- _WHAT YOU WILL DO_: Your task is to reproduce the entries below word for word.

━━━

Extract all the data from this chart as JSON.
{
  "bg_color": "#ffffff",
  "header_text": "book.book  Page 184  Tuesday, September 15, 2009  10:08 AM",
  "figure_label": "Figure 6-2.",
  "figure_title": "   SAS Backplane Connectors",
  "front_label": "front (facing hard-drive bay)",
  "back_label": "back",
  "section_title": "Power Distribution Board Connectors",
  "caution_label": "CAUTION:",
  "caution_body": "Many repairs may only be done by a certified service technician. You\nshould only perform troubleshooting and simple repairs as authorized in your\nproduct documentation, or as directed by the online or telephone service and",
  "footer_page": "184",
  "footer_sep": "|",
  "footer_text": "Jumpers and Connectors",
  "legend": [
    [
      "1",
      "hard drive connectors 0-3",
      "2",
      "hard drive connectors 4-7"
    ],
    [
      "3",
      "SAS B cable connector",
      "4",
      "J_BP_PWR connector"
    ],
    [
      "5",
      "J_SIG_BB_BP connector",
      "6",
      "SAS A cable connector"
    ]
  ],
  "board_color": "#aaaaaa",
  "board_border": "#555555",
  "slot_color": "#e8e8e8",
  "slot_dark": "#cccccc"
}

━━━

- _RESULT BELOW_:
Extract all the data from this chart as JSON.
{
  "bg_color": "#ffffff",
  "header_text": "book.book  Page 184  Tuesday, September 15, 2009  10:08 AM",
  "figure_label": "Figure 6-2.",
  "figure_title": "   SAS Backplane Connectors",
  "front_label": "front (facing hard-drive bay)",
  "back_label": "back",
  "section_title": "Power Distribution Board Connectors",
  "caution_label": "CAUTION:",
  "caution_body": "Many repairs may only be done by a certified service technician. You\nshould only perform troubleshooting and simple repairs as authorized in your\nproduct documentation, or as directed by the online or telephone service and",
  "footer_page": "184",
  "footer_sep": "|",
  "footer_text": "Jumpers and Connectors",
  "legend": [
    [
      "1",
      "hard drive connectors 0-3",
      "2",
      "hard drive connectors 4-7"
    ],
    [
      "3",
      "SAS B cable connector",
      "4",
      "J_BP_PWR connector"
    ],
    [
      "5",
      "J_SIG_BB_BP connector",
      "6",
      "SAS A cable connector"
    ]
  ],
  "board_color": "#aaaaaa",
  "board_border": "#555555",
  "slot_color": "#e8e8e8",
  "slot_dark": "#cccccc"
}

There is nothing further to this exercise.